● **EXERCISE OBJECTIVE**:
Transcribe the records that follow exactly. Skip the pictures.

● **RECORDED INFORMATION**:
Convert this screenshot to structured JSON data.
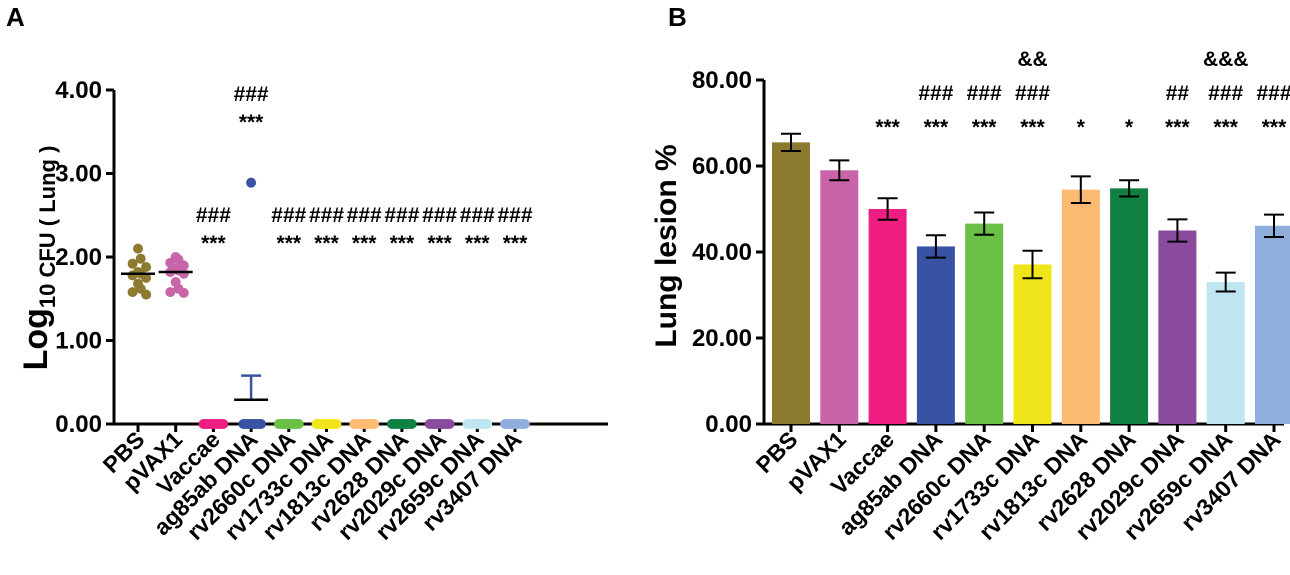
{
  "panel_a_letter": "A",
  "panel_b_letter": "B",
  "chart_data": [
    {
      "type": "scatter",
      "title": "",
      "ylabel": "Log10 CFU ( Lung )",
      "ylabel_parts": {
        "main": "Log",
        "sub": "10 CFU ( Lung )"
      },
      "ylim": [
        0,
        4
      ],
      "yticks": [
        "0.00",
        "1.00",
        "2.00",
        "3.00",
        "4.00"
      ],
      "categories": [
        "PBS",
        "pVAX1",
        "Vaccae",
        "ag85ab DNA",
        "rv2660c DNA",
        "rv1733c DNA",
        "rv1813c DNA",
        "rv2628 DNA",
        "rv2029c DNA",
        "rv2659c DNA",
        "rv3407 DNA"
      ],
      "colors": [
        "#8b7a30",
        "#c765a8",
        "#ee1d81",
        "#3852a4",
        "#6abf45",
        "#f0e51a",
        "#fcba72",
        "#118142",
        "#8a4a9e",
        "#bfe5f1",
        "#8faedc"
      ],
      "points": [
        [
          2.1,
          1.98,
          1.92,
          1.88,
          1.82,
          1.8,
          1.78,
          1.75,
          1.68,
          1.62,
          1.58,
          1.55
        ],
        [
          2.0,
          1.97,
          1.93,
          1.9,
          1.86,
          1.84,
          1.82,
          1.8,
          1.7,
          1.62,
          1.58,
          1.57
        ],
        [
          0,
          0,
          0,
          0,
          0,
          0,
          0,
          0,
          0,
          0
        ],
        [
          2.89,
          0,
          0,
          0,
          0,
          0,
          0,
          0,
          0,
          0
        ],
        [
          0,
          0,
          0,
          0,
          0,
          0,
          0,
          0,
          0,
          0
        ],
        [
          0,
          0,
          0,
          0,
          0,
          0,
          0,
          0,
          0,
          0
        ],
        [
          0,
          0,
          0,
          0,
          0,
          0,
          0,
          0,
          0,
          0
        ],
        [
          0,
          0,
          0,
          0,
          0,
          0,
          0,
          0,
          0,
          0
        ],
        [
          0,
          0,
          0,
          0,
          0,
          0,
          0,
          0,
          0,
          0
        ],
        [
          0,
          0,
          0,
          0,
          0,
          0,
          0,
          0,
          0,
          0
        ],
        [
          0,
          0,
          0,
          0,
          0,
          0,
          0,
          0,
          0,
          0
        ]
      ],
      "means": [
        1.8,
        1.82,
        0,
        0.29,
        0,
        0,
        0,
        0,
        0,
        0,
        0
      ],
      "sd_upper": [
        null,
        null,
        null,
        0.58,
        null,
        null,
        null,
        null,
        null,
        null,
        null
      ],
      "annotations": [
        [],
        [],
        [
          "###",
          "***"
        ],
        [
          "###",
          "***"
        ],
        [
          "###",
          "***"
        ],
        [
          "###",
          "***"
        ],
        [
          "###",
          "***"
        ],
        [
          "###",
          "***"
        ],
        [
          "###",
          "***"
        ],
        [
          "###",
          "***"
        ],
        [
          "###",
          "***"
        ]
      ]
    },
    {
      "type": "bar",
      "title": "",
      "ylabel": "Lung lesion %",
      "ylim": [
        0,
        80
      ],
      "yticks": [
        "0.00",
        "20.00",
        "40.00",
        "60.00",
        "80.00"
      ],
      "categories": [
        "PBS",
        "pVAX1",
        "Vaccae",
        "ag85ab DNA",
        "rv2660c DNA",
        "rv1733c DNA",
        "rv1813c DNA",
        "rv2628 DNA",
        "rv2029c DNA",
        "rv2659c DNA",
        "rv3407 DNA"
      ],
      "colors": [
        "#8b7a30",
        "#c765a8",
        "#ee1d81",
        "#3852a4",
        "#6abf45",
        "#f0e51a",
        "#fcba72",
        "#118142",
        "#8a4a9e",
        "#bfe5f1",
        "#8faedc"
      ],
      "values": [
        65.5,
        59,
        50,
        41.3,
        46.6,
        37.1,
        54.5,
        54.8,
        45,
        33,
        46.1
      ],
      "errors": [
        2,
        2.3,
        2.5,
        2.6,
        2.6,
        3.2,
        3.1,
        1.9,
        2.6,
        2.2,
        2.6
      ],
      "annotations": [
        [],
        [],
        [
          "***"
        ],
        [
          "###",
          "***"
        ],
        [
          "###",
          "***"
        ],
        [
          "&&",
          "###",
          "***"
        ],
        [
          "*"
        ],
        [
          "*"
        ],
        [
          "##",
          "***"
        ],
        [
          "&&&",
          "###",
          "***"
        ],
        [
          "###",
          "***"
        ]
      ]
    }
  ]
}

● **FINAL ANSWER**:
Convert this screenshot to structured JSON data.
{
  "panel_a_letter": "A",
  "panel_b_letter": "B",
  "chart_data": [
    {
      "type": "scatter",
      "title": "",
      "ylabel": "Log10 CFU ( Lung )",
      "ylabel_parts": {
        "main": "Log",
        "sub": "10 CFU ( Lung )"
      },
      "ylim": [
        0,
        4
      ],
      "yticks": [
        "0.00",
        "1.00",
        "2.00",
        "3.00",
        "4.00"
      ],
      "categories": [
        "PBS",
        "pVAX1",
        "Vaccae",
        "ag85ab DNA",
        "rv2660c DNA",
        "rv1733c DNA",
        "rv1813c DNA",
        "rv2628 DNA",
        "rv2029c DNA",
        "rv2659c DNA",
        "rv3407 DNA"
      ],
      "colors": [
        "#8b7a30",
        "#c765a8",
        "#ee1d81",
        "#3852a4",
        "#6abf45",
        "#f0e51a",
        "#fcba72",
        "#118142",
        "#8a4a9e",
        "#bfe5f1",
        "#8faedc"
      ],
      "points": [
        [
          2.1,
          1.98,
          1.92,
          1.88,
          1.82,
          1.8,
          1.78,
          1.75,
          1.68,
          1.62,
          1.58,
          1.55
        ],
        [
          2.0,
          1.97,
          1.93,
          1.9,
          1.86,
          1.84,
          1.82,
          1.8,
          1.7,
          1.62,
          1.58,
          1.57
        ],
        [
          0,
          0,
          0,
          0,
          0,
          0,
          0,
          0,
          0,
          0
        ],
        [
          2.89,
          0,
          0,
          0,
          0,
          0,
          0,
          0,
          0,
          0
        ],
        [
          0,
          0,
          0,
          0,
          0,
          0,
          0,
          0,
          0,
          0
        ],
        [
          0,
          0,
          0,
          0,
          0,
          0,
          0,
          0,
          0,
          0
        ],
        [
          0,
          0,
          0,
          0,
          0,
          0,
          0,
          0,
          0,
          0
        ],
        [
          0,
          0,
          0,
          0,
          0,
          0,
          0,
          0,
          0,
          0
        ],
        [
          0,
          0,
          0,
          0,
          0,
          0,
          0,
          0,
          0,
          0
        ],
        [
          0,
          0,
          0,
          0,
          0,
          0,
          0,
          0,
          0,
          0
        ],
        [
          0,
          0,
          0,
          0,
          0,
          0,
          0,
          0,
          0,
          0
        ]
      ],
      "means": [
        1.8,
        1.82,
        0,
        0.29,
        0,
        0,
        0,
        0,
        0,
        0,
        0
      ],
      "sd_upper": [
        null,
        null,
        null,
        0.58,
        null,
        null,
        null,
        null,
        null,
        null,
        null
      ],
      "annotations": [
        [],
        [],
        [
          "###",
          "***"
        ],
        [
          "###",
          "***"
        ],
        [
          "###",
          "***"
        ],
        [
          "###",
          "***"
        ],
        [
          "###",
          "***"
        ],
        [
          "###",
          "***"
        ],
        [
          "###",
          "***"
        ],
        [
          "###",
          "***"
        ],
        [
          "###",
          "***"
        ]
      ]
    },
    {
      "type": "bar",
      "title": "",
      "ylabel": "Lung lesion %",
      "ylim": [
        0,
        80
      ],
      "yticks": [
        "0.00",
        "20.00",
        "40.00",
        "60.00",
        "80.00"
      ],
      "categories": [
        "PBS",
        "pVAX1",
        "Vaccae",
        "ag85ab DNA",
        "rv2660c DNA",
        "rv1733c DNA",
        "rv1813c DNA",
        "rv2628 DNA",
        "rv2029c DNA",
        "rv2659c DNA",
        "rv3407 DNA"
      ],
      "colors": [
        "#8b7a30",
        "#c765a8",
        "#ee1d81",
        "#3852a4",
        "#6abf45",
        "#f0e51a",
        "#fcba72",
        "#118142",
        "#8a4a9e",
        "#bfe5f1",
        "#8faedc"
      ],
      "values": [
        65.5,
        59,
        50,
        41.3,
        46.6,
        37.1,
        54.5,
        54.8,
        45,
        33,
        46.1
      ],
      "errors": [
        2,
        2.3,
        2.5,
        2.6,
        2.6,
        3.2,
        3.1,
        1.9,
        2.6,
        2.2,
        2.6
      ],
      "annotations": [
        [],
        [],
        [
          "***"
        ],
        [
          "###",
          "***"
        ],
        [
          "###",
          "***"
        ],
        [
          "&&",
          "###",
          "***"
        ],
        [
          "*"
        ],
        [
          "*"
        ],
        [
          "##",
          "***"
        ],
        [
          "&&&",
          "###",
          "***"
        ],
        [
          "###",
          "***"
        ]
      ]
    }
  ]
}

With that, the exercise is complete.